=== DATA FOR REVIEW ===

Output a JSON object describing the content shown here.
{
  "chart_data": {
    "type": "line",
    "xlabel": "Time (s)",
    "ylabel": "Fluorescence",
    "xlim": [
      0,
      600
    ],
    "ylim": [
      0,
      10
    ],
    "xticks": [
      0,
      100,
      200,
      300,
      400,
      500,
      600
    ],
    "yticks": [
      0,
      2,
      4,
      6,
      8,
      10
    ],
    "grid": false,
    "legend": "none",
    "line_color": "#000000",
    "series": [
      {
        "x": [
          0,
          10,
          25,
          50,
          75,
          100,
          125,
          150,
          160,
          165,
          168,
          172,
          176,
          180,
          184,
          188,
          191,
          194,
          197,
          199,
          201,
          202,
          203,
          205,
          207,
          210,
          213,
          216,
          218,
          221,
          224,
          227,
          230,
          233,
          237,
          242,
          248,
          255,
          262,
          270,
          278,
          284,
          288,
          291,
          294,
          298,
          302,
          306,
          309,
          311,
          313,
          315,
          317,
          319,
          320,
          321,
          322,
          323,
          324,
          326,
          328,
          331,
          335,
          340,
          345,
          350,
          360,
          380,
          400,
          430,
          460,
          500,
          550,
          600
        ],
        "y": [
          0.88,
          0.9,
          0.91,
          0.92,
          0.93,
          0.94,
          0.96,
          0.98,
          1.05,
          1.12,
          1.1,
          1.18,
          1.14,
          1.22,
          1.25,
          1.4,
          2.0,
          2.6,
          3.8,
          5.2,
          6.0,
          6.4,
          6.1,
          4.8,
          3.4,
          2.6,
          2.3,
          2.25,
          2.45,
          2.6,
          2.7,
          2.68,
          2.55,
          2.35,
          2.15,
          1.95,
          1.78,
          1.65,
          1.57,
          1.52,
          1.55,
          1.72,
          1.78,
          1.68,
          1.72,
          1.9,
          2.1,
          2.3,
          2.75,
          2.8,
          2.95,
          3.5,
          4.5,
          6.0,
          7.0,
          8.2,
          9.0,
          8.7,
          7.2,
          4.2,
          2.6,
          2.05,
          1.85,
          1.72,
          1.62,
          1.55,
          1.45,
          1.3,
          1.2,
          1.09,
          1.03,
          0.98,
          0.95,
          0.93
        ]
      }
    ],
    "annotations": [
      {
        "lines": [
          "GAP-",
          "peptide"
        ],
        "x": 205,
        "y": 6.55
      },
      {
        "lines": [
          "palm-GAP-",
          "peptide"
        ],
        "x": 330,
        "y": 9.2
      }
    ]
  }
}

===

Each record should be transcribed exactly as it was written.

Output a JSON object describing the content shown here.
{
  "chart_data": {
    "type": "line",
    "xlabel": "Time (s)",
    "ylabel": "Fluorescence",
    "xlim": [
      0,
      600
    ],
    "ylim": [
      0,
      10
    ],
    "xticks": [
      0,
      100,
      200,
      300,
      400,
      500,
      600
    ],
    "yticks": [
      0,
      2,
      4,
      6,
      8,
      10
    ],
    "grid": false,
    "legend": "none",
    "line_color": "#000000",
    "series": [
      {
        "x": [
          0,
          10,
          25,
          50,
          75,
          100,
          125,
          150,
          160,
          165,
          168,
          172,
          176,
          180,
          184,
          188,
          191,
          194,
          197,
          199,
          201,
          202,
          203,
          205,
          207,
          210,
          213,
          216,
          218,
          221,
          224,
          227,
          230,
          233,
          237,
          242,
          248,
          255,
          262,
          270,
          278,
          284,
          288,
          291,
          294,
          298,
          302,
          306,
          309,
          311,
          313,
          315,
          317,
          319,
          320,
          321,
          322,
          323,
          324,
          326,
          328,
          331,
          335,
          340,
          345,
          350,
          360,
          380,
          400,
          430,
          460,
          500,
          550,
          600
        ],
        "y": [
          0.88,
          0.9,
          0.91,
          0.92,
          0.93,
          0.94,
          0.96,
          0.98,
          1.05,
          1.12,
          1.1,
          1.18,
          1.14,
          1.22,
          1.25,
          1.4,
          2.0,
          2.6,
          3.8,
          5.2,
          6.0,
          6.4,
          6.1,
          4.8,
          3.4,
          2.6,
          2.3,
          2.25,
          2.45,
          2.6,
          2.7,
          2.68,
          2.55,
          2.35,
          2.15,
          1.95,
          1.78,
          1.65,
          1.57,
          1.52,
          1.55,
          1.72,
          1.78,
          1.68,
          1.72,
          1.9,
          2.1,
          2.3,
          2.75,
          2.8,
          2.95,
          3.5,
          4.5,
          6.0,
          7.0,
          8.2,
          9.0,
          8.7,
          7.2,
          4.2,
          2.6,
          2.05,
          1.85,
          1.72,
          1.62,
          1.55,
          1.45,
          1.3,
          1.2,
          1.09,
          1.03,
          0.98,
          0.95,
          0.93
        ]
      }
    ],
    "annotations": [
      {
        "lines": [
          "GAP-",
          "peptide"
        ],
        "x": 205,
        "y": 6.55
      },
      {
        "lines": [
          "palm-GAP-",
          "peptide"
        ],
        "x": 330,
        "y": 9.2
      }
    ]
  }
}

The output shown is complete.